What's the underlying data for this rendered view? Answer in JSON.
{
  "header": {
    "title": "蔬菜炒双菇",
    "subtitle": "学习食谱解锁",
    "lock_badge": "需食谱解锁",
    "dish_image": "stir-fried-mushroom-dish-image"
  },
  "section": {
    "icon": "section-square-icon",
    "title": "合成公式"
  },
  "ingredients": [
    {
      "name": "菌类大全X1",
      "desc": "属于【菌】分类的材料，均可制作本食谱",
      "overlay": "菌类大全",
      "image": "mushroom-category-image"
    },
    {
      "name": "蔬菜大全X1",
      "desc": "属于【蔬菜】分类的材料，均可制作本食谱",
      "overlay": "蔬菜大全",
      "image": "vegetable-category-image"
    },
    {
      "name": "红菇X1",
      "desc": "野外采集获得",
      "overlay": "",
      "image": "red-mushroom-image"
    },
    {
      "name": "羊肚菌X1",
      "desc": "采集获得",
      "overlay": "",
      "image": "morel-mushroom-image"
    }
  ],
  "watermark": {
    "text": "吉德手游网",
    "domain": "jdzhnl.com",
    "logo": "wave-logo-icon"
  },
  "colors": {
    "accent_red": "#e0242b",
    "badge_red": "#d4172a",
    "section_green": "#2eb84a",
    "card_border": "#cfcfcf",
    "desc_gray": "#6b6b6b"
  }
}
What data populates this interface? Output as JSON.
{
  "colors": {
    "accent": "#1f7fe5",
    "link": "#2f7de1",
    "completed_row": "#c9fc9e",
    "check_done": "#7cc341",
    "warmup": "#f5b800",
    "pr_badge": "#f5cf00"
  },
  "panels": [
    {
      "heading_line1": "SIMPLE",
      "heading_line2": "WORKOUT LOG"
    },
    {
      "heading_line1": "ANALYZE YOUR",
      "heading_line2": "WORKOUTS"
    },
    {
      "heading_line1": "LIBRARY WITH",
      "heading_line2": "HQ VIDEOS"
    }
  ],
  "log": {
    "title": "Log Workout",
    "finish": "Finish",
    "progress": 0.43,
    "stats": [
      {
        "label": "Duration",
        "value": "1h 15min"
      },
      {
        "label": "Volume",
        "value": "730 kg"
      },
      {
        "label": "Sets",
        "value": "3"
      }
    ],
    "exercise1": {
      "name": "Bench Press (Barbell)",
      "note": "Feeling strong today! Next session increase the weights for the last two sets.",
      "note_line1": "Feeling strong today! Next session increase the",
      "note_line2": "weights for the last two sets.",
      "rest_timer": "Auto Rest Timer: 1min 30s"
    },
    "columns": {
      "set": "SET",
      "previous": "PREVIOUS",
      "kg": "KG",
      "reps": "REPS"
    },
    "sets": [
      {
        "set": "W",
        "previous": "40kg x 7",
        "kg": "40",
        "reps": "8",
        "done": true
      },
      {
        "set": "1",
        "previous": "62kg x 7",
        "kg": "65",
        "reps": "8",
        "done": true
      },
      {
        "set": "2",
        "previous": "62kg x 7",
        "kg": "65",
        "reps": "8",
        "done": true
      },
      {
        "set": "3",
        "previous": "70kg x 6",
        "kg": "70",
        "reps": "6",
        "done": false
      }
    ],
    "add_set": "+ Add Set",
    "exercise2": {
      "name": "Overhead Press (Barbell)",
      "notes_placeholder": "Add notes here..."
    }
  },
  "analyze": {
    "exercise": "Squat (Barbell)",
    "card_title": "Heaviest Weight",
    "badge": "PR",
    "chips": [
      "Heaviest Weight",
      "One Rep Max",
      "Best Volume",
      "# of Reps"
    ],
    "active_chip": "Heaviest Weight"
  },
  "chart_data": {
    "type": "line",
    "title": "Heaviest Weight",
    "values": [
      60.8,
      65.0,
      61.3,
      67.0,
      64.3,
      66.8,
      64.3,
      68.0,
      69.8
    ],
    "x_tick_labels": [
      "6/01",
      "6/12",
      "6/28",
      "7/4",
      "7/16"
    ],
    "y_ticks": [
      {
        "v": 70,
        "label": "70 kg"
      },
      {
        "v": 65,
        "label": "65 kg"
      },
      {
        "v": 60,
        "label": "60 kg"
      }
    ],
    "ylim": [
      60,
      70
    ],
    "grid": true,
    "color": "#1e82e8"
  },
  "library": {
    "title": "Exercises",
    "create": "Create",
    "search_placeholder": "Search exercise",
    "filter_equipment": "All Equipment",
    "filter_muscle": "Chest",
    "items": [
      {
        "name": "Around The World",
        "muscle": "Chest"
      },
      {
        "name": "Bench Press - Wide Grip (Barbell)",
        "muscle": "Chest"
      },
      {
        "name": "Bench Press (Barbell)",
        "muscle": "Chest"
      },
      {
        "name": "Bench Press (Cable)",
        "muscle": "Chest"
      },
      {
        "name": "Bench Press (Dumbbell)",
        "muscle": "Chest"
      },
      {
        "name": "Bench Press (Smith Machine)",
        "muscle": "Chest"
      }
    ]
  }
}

================

Each line that holds the word "Feeling" should be extracted from the records.

      "note": "Feeling strong today! Next session increase the weights for the last two sets.",
      "note_line1": "Feeling strong today! Next session increase the",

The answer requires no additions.